[Saved entries]
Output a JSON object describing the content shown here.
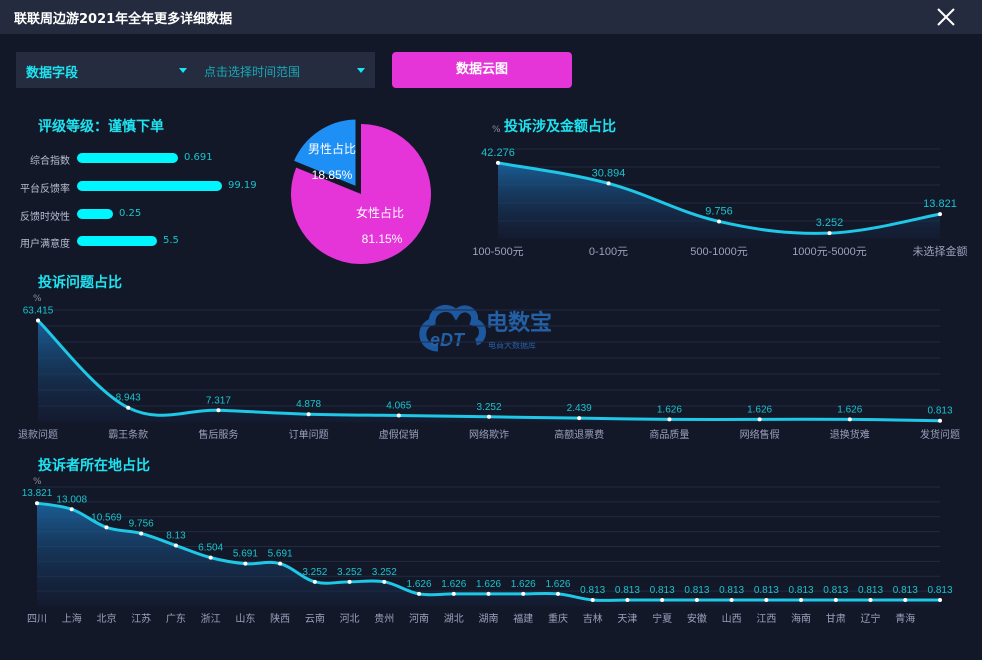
{
  "header": {
    "title": "联联周边游2021年全年更多详细数据",
    "close_icon": "close-icon"
  },
  "controls": {
    "field_select": "数据字段",
    "time_range_placeholder": "点击选择时间范围",
    "cloud_button": "数据云图"
  },
  "rating": {
    "title": "评级等级：谨慎下单",
    "items": [
      {
        "label": "综合指数",
        "value": "0.691"
      },
      {
        "label": "平台反馈率",
        "value": "99.19"
      },
      {
        "label": "反馈时效性",
        "value": "0.25"
      },
      {
        "label": "用户满意度",
        "value": "5.5"
      }
    ]
  },
  "watermark": {
    "brand": "电数宝",
    "sub": "电商大数据库",
    "logo": "eDT"
  },
  "colors": {
    "accent": "#1ee3f0",
    "magenta": "#e535d8",
    "blue": "#1e8ff5",
    "line": "#1ec8e6",
    "bg": "#131829"
  },
  "chart_data": [
    {
      "type": "pie",
      "slices": [
        {
          "label": "男性占比",
          "value": 18.85,
          "text": "18.85%",
          "color": "#1e8ff5"
        },
        {
          "label": "女性占比",
          "value": 81.15,
          "text": "81.15%",
          "color": "#e535d8"
        }
      ]
    },
    {
      "type": "area",
      "title": "投诉涉及金额占比",
      "ylabel": "%",
      "ylim": [
        0,
        50
      ],
      "grid": true,
      "categories": [
        "100-500元",
        "0-100元",
        "500-1000元",
        "1000元-5000元",
        "未选择金额"
      ],
      "values": [
        42.276,
        30.894,
        9.756,
        3.252,
        13.821
      ],
      "labels": [
        "42.276",
        "30.894",
        "9.756",
        "3.252",
        "13.821"
      ]
    },
    {
      "type": "area",
      "title": "投诉问题占比",
      "ylabel": "%",
      "ylim": [
        0,
        70
      ],
      "grid": true,
      "categories": [
        "退款问题",
        "霸王条款",
        "售后服务",
        "订单问题",
        "虚假促销",
        "网络欺诈",
        "高额退票费",
        "商品质量",
        "网络售假",
        "退换货难",
        "发货问题"
      ],
      "values": [
        63.415,
        8.943,
        7.317,
        4.878,
        4.065,
        3.252,
        2.439,
        1.626,
        1.626,
        1.626,
        0.813
      ],
      "labels": [
        "63.415",
        "8.943",
        "7.317",
        "4.878",
        "4.065",
        "3.252",
        "2.439",
        "1.626",
        "1.626",
        "1.626",
        "0.813"
      ]
    },
    {
      "type": "area",
      "title": "投诉者所在地占比",
      "ylabel": "%",
      "ylim": [
        0,
        16
      ],
      "grid": true,
      "categories": [
        "四川",
        "上海",
        "北京",
        "江苏",
        "广东",
        "浙江",
        "山东",
        "陕西",
        "云南",
        "河北",
        "贵州",
        "河南",
        "湖北",
        "湖南",
        "福建",
        "重庆",
        "吉林",
        "天津",
        "宁夏",
        "安徽",
        "山西",
        "江西",
        "海南",
        "甘肃",
        "辽宁",
        "青海",
        ""
      ],
      "values": [
        13.821,
        13.008,
        10.569,
        9.756,
        8.13,
        6.504,
        5.691,
        5.691,
        3.252,
        3.252,
        3.252,
        1.626,
        1.626,
        1.626,
        1.626,
        1.626,
        0.813,
        0.813,
        0.813,
        0.813,
        0.813,
        0.813,
        0.813,
        0.813,
        0.813,
        0.813,
        0.813
      ],
      "labels": [
        "13.821",
        "13.008",
        "10.569",
        "9.756",
        "8.13",
        "6.504",
        "5.691",
        "5.691",
        "3.252",
        "3.252",
        "3.252",
        "1.626",
        "1.626",
        "1.626",
        "1.626",
        "1.626",
        "0.813",
        "0.813",
        "0.813",
        "0.813",
        "0.813",
        "0.813",
        "0.813",
        "0.813",
        "0.813",
        "0.813",
        "0.813"
      ]
    }
  ]
}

## [GIVEN TASK]
Write out every line above exactly as it is, leaving out the pictures.

## [ANSWER TO THE TASK]
Output a JSON object describing the content shown here.
{
  "header": {
    "title": "联联周边游2021年全年更多详细数据",
    "close_icon": "close-icon"
  },
  "controls": {
    "field_select": "数据字段",
    "time_range_placeholder": "点击选择时间范围",
    "cloud_button": "数据云图"
  },
  "rating": {
    "title": "评级等级：谨慎下单",
    "items": [
      {
        "label": "综合指数",
        "value": "0.691"
      },
      {
        "label": "平台反馈率",
        "value": "99.19"
      },
      {
        "label": "反馈时效性",
        "value": "0.25"
      },
      {
        "label": "用户满意度",
        "value": "5.5"
      }
    ]
  },
  "watermark": {
    "brand": "电数宝",
    "sub": "电商大数据库",
    "logo": "eDT"
  },
  "colors": {
    "accent": "#1ee3f0",
    "magenta": "#e535d8",
    "blue": "#1e8ff5",
    "line": "#1ec8e6",
    "bg": "#131829"
  },
  "chart_data": [
    {
      "type": "pie",
      "slices": [
        {
          "label": "男性占比",
          "value": 18.85,
          "text": "18.85%",
          "color": "#1e8ff5"
        },
        {
          "label": "女性占比",
          "value": 81.15,
          "text": "81.15%",
          "color": "#e535d8"
        }
      ]
    },
    {
      "type": "area",
      "title": "投诉涉及金额占比",
      "ylabel": "%",
      "ylim": [
        0,
        50
      ],
      "grid": true,
      "categories": [
        "100-500元",
        "0-100元",
        "500-1000元",
        "1000元-5000元",
        "未选择金额"
      ],
      "values": [
        42.276,
        30.894,
        9.756,
        3.252,
        13.821
      ],
      "labels": [
        "42.276",
        "30.894",
        "9.756",
        "3.252",
        "13.821"
      ]
    },
    {
      "type": "area",
      "title": "投诉问题占比",
      "ylabel": "%",
      "ylim": [
        0,
        70
      ],
      "grid": true,
      "categories": [
        "退款问题",
        "霸王条款",
        "售后服务",
        "订单问题",
        "虚假促销",
        "网络欺诈",
        "高额退票费",
        "商品质量",
        "网络售假",
        "退换货难",
        "发货问题"
      ],
      "values": [
        63.415,
        8.943,
        7.317,
        4.878,
        4.065,
        3.252,
        2.439,
        1.626,
        1.626,
        1.626,
        0.813
      ],
      "labels": [
        "63.415",
        "8.943",
        "7.317",
        "4.878",
        "4.065",
        "3.252",
        "2.439",
        "1.626",
        "1.626",
        "1.626",
        "0.813"
      ]
    },
    {
      "type": "area",
      "title": "投诉者所在地占比",
      "ylabel": "%",
      "ylim": [
        0,
        16
      ],
      "grid": true,
      "categories": [
        "四川",
        "上海",
        "北京",
        "江苏",
        "广东",
        "浙江",
        "山东",
        "陕西",
        "云南",
        "河北",
        "贵州",
        "河南",
        "湖北",
        "湖南",
        "福建",
        "重庆",
        "吉林",
        "天津",
        "宁夏",
        "安徽",
        "山西",
        "江西",
        "海南",
        "甘肃",
        "辽宁",
        "青海",
        ""
      ],
      "values": [
        13.821,
        13.008,
        10.569,
        9.756,
        8.13,
        6.504,
        5.691,
        5.691,
        3.252,
        3.252,
        3.252,
        1.626,
        1.626,
        1.626,
        1.626,
        1.626,
        0.813,
        0.813,
        0.813,
        0.813,
        0.813,
        0.813,
        0.813,
        0.813,
        0.813,
        0.813,
        0.813
      ],
      "labels": [
        "13.821",
        "13.008",
        "10.569",
        "9.756",
        "8.13",
        "6.504",
        "5.691",
        "5.691",
        "3.252",
        "3.252",
        "3.252",
        "1.626",
        "1.626",
        "1.626",
        "1.626",
        "1.626",
        "0.813",
        "0.813",
        "0.813",
        "0.813",
        "0.813",
        "0.813",
        "0.813",
        "0.813",
        "0.813",
        "0.813",
        "0.813"
      ]
    }
  ]
}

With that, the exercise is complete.